Given entries:
····················
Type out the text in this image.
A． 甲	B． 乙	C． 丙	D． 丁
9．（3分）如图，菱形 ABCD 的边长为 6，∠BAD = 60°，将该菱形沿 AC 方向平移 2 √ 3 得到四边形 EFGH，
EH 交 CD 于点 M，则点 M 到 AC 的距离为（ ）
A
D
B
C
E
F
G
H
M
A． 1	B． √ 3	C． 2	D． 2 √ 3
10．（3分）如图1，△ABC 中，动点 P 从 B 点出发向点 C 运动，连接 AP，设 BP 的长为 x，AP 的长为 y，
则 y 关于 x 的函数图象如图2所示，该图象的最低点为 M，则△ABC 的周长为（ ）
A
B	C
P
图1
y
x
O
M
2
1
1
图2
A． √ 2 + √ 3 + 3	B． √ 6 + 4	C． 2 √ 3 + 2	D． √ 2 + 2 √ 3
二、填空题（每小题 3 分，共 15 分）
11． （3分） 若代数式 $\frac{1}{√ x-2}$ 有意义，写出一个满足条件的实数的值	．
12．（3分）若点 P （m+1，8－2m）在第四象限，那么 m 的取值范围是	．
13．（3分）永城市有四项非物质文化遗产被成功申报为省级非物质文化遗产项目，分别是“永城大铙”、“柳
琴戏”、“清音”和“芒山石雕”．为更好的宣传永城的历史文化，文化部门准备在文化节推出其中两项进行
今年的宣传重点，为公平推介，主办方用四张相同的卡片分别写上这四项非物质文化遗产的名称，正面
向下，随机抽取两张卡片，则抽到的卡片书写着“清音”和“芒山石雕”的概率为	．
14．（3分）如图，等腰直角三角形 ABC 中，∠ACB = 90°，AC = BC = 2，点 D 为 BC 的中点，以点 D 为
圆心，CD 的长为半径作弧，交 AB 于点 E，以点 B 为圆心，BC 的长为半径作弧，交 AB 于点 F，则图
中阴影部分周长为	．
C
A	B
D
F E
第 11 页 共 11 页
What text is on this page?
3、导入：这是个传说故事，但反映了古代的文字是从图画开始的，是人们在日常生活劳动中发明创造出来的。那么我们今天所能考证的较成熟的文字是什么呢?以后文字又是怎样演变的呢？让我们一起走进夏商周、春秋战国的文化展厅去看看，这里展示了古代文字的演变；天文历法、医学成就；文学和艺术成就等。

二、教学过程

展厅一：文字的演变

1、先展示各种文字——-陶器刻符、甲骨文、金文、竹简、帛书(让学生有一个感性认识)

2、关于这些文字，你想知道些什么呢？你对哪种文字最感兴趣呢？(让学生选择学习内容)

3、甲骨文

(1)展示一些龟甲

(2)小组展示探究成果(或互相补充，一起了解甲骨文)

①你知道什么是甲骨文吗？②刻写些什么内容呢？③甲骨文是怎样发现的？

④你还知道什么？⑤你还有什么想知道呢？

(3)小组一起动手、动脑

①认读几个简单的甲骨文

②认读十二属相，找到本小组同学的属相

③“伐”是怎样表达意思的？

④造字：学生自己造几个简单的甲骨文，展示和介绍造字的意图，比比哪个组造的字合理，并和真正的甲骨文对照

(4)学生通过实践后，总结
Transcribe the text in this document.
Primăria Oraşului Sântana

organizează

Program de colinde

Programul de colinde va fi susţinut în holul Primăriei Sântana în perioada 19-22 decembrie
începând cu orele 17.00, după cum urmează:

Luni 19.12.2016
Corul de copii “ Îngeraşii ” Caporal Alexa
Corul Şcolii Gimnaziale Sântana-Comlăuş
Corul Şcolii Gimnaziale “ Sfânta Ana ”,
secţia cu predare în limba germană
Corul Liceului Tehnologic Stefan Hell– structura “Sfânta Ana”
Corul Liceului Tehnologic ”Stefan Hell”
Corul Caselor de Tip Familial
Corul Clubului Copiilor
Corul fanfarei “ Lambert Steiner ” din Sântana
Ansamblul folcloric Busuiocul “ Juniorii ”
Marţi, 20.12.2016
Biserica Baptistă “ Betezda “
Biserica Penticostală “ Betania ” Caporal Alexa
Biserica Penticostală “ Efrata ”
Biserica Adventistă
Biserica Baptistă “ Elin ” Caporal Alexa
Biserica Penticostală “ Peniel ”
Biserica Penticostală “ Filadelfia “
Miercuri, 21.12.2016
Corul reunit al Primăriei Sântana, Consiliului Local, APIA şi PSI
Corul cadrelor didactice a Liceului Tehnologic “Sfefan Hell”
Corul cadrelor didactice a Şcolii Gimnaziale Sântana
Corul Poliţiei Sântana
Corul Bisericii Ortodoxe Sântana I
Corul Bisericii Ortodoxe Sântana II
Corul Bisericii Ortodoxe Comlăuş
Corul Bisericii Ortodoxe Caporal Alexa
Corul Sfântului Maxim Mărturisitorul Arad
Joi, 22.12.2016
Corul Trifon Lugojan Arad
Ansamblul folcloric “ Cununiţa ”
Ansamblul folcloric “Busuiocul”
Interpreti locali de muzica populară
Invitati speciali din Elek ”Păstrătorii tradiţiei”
····················
Aim:
Transcribe the records above exactly, but only from the line that contains "What text is on this page?" through their final line, inclusive.

Solution to this task:
What text is on this page?
3、导入：这是个传说故事，但反映了古代的文字是从图画开始的，是人们在日常生活劳动中发明创造出来的。那么我们今天所能考证的较成熟的文字是什么呢?以后文字又是怎样演变的呢？让我们一起走进夏商周、春秋战国的文化展厅去看看，这里展示了古代文字的演变；天文历法、医学成就；文学和艺术成就等。

二、教学过程

展厅一：文字的演变

1、先展示各种文字——-陶器刻符、甲骨文、金文、竹简、帛书(让学生有一个感性认识)

2、关于这些文字，你想知道些什么呢？你对哪种文字最感兴趣呢？(让学生选择学习内容)

3、甲骨文

(1)展示一些龟甲

(2)小组展示探究成果(或互相补充，一起了解甲骨文)

①你知道什么是甲骨文吗？②刻写些什么内容呢？③甲骨文是怎样发现的？

④你还知道什么？⑤你还有什么想知道呢？

(3)小组一起动手、动脑

①认读几个简单的甲骨文

②认读十二属相，找到本小组同学的属相

③“伐”是怎样表达意思的？

④造字：学生自己造几个简单的甲骨文，展示和介绍造字的意图，比比哪个组造的字合理，并和真正的甲骨文对照

(4)学生通过实践后，总结
Transcribe the text in this document.
Primăria Oraşului Sântana

organizează

Program de colinde

Programul de colinde va fi susţinut în holul Primăriei Sântana în perioada 19-22 decembrie
începând cu orele 17.00, după cum urmează:

Luni 19.12.2016
Corul de copii “ Îngeraşii ” Caporal Alexa
Corul Şcolii Gimnaziale Sântana-Comlăuş
Corul Şcolii Gimnaziale “ Sfânta Ana ”,
secţia cu predare în limba germană
Corul Liceului Tehnologic Stefan Hell– structura “Sfânta Ana”
Corul Liceului Tehnologic ”Stefan Hell”
Corul Caselor de Tip Familial
Corul Clubului Copiilor
Corul fanfarei “ Lambert Steiner ” din Sântana
Ansamblul folcloric Busuiocul “ Juniorii ”
Marţi, 20.12.2016
Biserica Baptistă “ Betezda “
Biserica Penticostală “ Betania ” Caporal Alexa
Biserica Penticostală “ Efrata ”
Biserica Adventistă
Biserica Baptistă “ Elin ” Caporal Alexa
Biserica Penticostală “ Peniel ”
Biserica Penticostală “ Filadelfia “
Miercuri, 21.12.2016
Corul reunit al Primăriei Sântana, Consiliului Local, APIA şi PSI
Corul cadrelor didactice a Liceului Tehnologic “Sfefan Hell”
Corul cadrelor didactice a Şcolii Gimnaziale Sântana
Corul Poliţiei Sântana
Corul Bisericii Ortodoxe Sântana I
Corul Bisericii Ortodoxe Sântana II
Corul Bisericii Ortodoxe Comlăuş
Corul Bisericii Ortodoxe Caporal Alexa
Corul Sfântului Maxim Mărturisitorul Arad
Joi, 22.12.2016
Corul Trifon Lugojan Arad
Ansamblul folcloric “ Cununiţa ”
Ansamblul folcloric “Busuiocul”
Interpreti locali de muzica populară
Invitati speciali din Elek ”Păstrătorii tradiţiei”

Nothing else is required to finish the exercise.